Begin Recorded information
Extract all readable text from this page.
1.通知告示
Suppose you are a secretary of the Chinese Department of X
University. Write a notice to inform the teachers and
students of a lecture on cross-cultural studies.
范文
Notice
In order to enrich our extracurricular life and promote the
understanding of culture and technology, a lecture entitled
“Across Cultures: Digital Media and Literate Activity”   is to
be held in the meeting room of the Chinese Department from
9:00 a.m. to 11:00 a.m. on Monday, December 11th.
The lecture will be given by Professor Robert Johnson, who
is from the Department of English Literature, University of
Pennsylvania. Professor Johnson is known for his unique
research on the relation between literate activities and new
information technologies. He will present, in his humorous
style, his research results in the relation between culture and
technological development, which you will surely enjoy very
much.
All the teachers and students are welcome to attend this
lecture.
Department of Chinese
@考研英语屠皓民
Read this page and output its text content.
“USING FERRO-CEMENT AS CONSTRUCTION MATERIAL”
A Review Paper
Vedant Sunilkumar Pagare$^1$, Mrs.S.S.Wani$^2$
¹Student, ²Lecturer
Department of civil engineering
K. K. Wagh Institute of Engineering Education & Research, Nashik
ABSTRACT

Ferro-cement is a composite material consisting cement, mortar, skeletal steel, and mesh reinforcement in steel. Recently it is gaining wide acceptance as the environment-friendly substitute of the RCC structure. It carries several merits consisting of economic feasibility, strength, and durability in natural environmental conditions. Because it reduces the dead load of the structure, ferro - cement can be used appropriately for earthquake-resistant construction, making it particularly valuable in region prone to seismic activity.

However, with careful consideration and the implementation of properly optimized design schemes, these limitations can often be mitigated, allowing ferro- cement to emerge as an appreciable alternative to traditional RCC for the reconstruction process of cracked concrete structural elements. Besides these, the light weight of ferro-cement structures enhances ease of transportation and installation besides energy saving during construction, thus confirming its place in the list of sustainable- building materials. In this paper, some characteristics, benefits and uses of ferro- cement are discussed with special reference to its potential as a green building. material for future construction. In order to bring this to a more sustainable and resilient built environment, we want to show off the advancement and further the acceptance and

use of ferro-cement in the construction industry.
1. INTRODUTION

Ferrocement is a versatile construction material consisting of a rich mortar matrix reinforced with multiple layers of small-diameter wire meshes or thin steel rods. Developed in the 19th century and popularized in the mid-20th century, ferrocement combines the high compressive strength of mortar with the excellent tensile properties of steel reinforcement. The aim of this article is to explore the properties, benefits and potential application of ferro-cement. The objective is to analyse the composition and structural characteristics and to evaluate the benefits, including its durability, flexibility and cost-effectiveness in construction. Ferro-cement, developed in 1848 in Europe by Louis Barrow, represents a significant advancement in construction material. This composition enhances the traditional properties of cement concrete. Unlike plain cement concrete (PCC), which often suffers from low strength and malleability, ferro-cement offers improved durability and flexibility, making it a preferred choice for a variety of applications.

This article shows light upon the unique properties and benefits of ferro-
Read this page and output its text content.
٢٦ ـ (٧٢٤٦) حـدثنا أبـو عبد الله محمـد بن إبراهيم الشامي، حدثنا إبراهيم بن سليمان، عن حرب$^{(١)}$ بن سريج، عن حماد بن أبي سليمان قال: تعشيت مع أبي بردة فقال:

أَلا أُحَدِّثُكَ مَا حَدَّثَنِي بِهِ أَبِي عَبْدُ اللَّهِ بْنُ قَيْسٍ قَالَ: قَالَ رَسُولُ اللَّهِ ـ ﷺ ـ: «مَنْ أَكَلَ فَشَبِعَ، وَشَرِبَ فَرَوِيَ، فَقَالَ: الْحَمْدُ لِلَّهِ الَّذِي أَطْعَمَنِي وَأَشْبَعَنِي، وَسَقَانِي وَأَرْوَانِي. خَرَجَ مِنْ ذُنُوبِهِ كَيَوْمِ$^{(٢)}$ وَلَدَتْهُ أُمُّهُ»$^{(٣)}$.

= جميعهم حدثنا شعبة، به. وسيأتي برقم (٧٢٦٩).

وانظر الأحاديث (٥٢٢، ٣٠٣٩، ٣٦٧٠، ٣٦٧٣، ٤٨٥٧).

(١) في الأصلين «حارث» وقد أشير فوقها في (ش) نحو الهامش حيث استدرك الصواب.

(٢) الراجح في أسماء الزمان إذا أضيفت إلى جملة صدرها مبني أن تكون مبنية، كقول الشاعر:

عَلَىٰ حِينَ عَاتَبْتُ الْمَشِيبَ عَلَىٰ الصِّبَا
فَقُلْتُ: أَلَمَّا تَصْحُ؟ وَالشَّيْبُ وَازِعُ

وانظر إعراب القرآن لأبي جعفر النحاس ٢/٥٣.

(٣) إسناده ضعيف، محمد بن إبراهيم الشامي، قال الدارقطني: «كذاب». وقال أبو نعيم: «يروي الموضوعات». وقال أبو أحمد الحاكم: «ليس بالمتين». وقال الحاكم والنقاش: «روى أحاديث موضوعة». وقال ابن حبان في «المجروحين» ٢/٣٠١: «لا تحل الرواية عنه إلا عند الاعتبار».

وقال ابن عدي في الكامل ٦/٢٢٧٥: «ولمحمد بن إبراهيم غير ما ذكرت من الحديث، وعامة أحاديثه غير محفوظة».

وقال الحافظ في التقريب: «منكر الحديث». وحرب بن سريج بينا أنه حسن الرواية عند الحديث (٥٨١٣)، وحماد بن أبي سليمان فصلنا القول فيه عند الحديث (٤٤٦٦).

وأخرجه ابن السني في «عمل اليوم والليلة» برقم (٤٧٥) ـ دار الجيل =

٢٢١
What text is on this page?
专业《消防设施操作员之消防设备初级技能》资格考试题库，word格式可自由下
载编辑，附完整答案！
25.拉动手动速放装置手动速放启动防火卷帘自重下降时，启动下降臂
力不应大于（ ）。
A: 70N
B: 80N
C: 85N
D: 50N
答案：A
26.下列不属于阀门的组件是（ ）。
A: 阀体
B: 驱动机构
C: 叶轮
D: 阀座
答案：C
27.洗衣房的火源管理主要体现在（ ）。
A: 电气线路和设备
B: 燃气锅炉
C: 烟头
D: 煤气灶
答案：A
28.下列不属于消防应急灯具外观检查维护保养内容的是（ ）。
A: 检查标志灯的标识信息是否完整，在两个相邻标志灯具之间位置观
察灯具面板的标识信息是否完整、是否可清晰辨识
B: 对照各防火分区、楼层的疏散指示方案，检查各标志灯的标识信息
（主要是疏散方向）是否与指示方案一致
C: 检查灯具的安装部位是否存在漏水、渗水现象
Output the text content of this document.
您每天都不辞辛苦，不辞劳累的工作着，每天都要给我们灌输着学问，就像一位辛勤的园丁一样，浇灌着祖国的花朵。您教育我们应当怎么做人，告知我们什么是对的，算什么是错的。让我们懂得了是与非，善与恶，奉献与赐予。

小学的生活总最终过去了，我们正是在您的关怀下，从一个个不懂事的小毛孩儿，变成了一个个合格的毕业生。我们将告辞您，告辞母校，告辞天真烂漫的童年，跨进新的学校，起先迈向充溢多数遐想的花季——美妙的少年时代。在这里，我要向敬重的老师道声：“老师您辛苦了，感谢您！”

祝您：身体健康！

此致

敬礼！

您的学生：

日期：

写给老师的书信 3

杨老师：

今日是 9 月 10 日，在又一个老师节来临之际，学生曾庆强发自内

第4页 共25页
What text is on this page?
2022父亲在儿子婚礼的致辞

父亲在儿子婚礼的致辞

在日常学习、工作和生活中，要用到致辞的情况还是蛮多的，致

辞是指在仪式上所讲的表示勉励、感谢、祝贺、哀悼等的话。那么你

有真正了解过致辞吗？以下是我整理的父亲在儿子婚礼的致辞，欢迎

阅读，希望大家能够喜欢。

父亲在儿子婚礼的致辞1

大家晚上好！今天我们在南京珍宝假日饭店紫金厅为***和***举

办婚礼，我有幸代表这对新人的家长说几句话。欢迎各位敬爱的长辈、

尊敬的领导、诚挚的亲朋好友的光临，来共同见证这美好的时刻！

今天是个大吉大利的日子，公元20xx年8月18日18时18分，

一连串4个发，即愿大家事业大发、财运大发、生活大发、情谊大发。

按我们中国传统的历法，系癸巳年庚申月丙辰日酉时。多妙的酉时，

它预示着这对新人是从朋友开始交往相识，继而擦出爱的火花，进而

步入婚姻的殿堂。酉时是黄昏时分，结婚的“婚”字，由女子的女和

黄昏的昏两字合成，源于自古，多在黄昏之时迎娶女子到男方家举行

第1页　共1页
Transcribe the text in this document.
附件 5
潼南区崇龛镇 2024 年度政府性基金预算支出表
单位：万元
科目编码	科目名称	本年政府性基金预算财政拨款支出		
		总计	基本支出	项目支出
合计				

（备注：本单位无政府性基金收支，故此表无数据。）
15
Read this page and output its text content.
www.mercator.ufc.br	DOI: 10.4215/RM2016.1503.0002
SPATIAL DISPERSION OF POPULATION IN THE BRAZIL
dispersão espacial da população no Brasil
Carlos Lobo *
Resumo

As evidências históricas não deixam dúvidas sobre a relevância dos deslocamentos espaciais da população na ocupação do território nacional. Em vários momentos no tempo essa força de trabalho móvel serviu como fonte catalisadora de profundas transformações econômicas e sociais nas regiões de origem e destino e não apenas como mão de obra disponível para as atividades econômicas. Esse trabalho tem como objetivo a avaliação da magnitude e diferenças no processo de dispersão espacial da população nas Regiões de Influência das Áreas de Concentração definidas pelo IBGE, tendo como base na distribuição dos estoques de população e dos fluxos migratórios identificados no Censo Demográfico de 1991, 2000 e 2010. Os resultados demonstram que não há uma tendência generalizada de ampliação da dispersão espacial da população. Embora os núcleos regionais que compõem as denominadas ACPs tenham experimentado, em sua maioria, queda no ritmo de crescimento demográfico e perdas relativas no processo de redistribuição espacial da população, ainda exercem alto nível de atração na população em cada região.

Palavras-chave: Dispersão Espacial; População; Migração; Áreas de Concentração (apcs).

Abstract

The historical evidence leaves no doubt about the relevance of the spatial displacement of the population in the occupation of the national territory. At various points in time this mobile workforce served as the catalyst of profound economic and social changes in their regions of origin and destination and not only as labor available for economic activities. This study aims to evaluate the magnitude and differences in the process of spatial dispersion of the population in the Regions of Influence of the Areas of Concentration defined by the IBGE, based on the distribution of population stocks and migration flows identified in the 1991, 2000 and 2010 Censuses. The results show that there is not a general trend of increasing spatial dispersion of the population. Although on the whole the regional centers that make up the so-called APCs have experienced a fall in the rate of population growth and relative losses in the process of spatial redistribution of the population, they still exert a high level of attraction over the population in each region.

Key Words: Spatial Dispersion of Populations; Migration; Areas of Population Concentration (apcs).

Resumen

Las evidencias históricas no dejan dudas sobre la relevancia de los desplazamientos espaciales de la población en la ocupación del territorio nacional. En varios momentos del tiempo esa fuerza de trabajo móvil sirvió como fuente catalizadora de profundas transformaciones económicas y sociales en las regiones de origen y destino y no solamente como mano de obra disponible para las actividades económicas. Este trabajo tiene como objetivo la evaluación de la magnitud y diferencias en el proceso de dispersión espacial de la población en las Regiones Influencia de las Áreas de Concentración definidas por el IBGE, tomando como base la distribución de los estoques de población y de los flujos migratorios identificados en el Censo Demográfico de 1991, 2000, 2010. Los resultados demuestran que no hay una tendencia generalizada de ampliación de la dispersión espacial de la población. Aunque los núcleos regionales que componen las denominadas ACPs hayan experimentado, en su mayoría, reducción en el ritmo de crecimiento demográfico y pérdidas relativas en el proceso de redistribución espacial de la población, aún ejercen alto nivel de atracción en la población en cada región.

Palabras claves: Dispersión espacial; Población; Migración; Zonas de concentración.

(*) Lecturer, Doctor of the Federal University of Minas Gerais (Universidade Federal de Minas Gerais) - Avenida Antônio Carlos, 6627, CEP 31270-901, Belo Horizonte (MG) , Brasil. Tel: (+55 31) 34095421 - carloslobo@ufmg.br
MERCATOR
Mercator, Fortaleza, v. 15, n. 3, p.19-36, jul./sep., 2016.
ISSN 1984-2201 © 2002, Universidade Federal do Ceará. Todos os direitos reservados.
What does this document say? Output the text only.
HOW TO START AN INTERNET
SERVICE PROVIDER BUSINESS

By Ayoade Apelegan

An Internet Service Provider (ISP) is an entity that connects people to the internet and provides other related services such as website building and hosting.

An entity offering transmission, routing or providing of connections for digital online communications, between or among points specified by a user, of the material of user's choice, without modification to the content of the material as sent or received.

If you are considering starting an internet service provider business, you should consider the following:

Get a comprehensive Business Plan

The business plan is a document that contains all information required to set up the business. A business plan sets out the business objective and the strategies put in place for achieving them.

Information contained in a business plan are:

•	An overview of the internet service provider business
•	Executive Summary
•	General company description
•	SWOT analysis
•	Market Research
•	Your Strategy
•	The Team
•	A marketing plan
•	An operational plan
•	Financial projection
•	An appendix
End Recorded information
- **Job**: Above are the records. Identify each line that contains the word "reinforcement".

- **Exercise answer**:
Ferro-cement is a composite material consisting cement, mortar, skeletal steel, and mesh reinforcement in steel. Recently it is gaining wide acceptance as the environment-friendly substitute of the RCC structure. It carries several merits consisting of economic feasibility, strength, and durability in natural environmental conditions. Because it reduces the dead load of the structure, ferro - cement can be used appropriately for earthquake-resistant construction, making it particularly valuable in region prone to seismic activity.
Ferrocement is a versatile construction material consisting of a rich mortar matrix reinforced with multiple layers of small-diameter wire meshes or thin steel rods. Developed in the 19th century and popularized in the mid-20th century, ferrocement combines the high compressive strength of mortar with the excellent tensile properties of steel reinforcement. The aim of this article is to explore the properties, benefits and potential application of ferro-cement. The objective is to analyse the composition and structural characteristics and to evaluate the benefits, including its durability, flexibility and cost-effectiveness in construction. Ferro-cement, developed in 1848 in Europe by Louis Barrow, represents a significant advancement in construction material. This composition enhances the traditional properties of cement concrete. Unlike plain cement concrete (PCC), which often suffers from low strength and malleability, ferro-cement offers improved durability and flexibility, making it a preferred choice for a variety of applications.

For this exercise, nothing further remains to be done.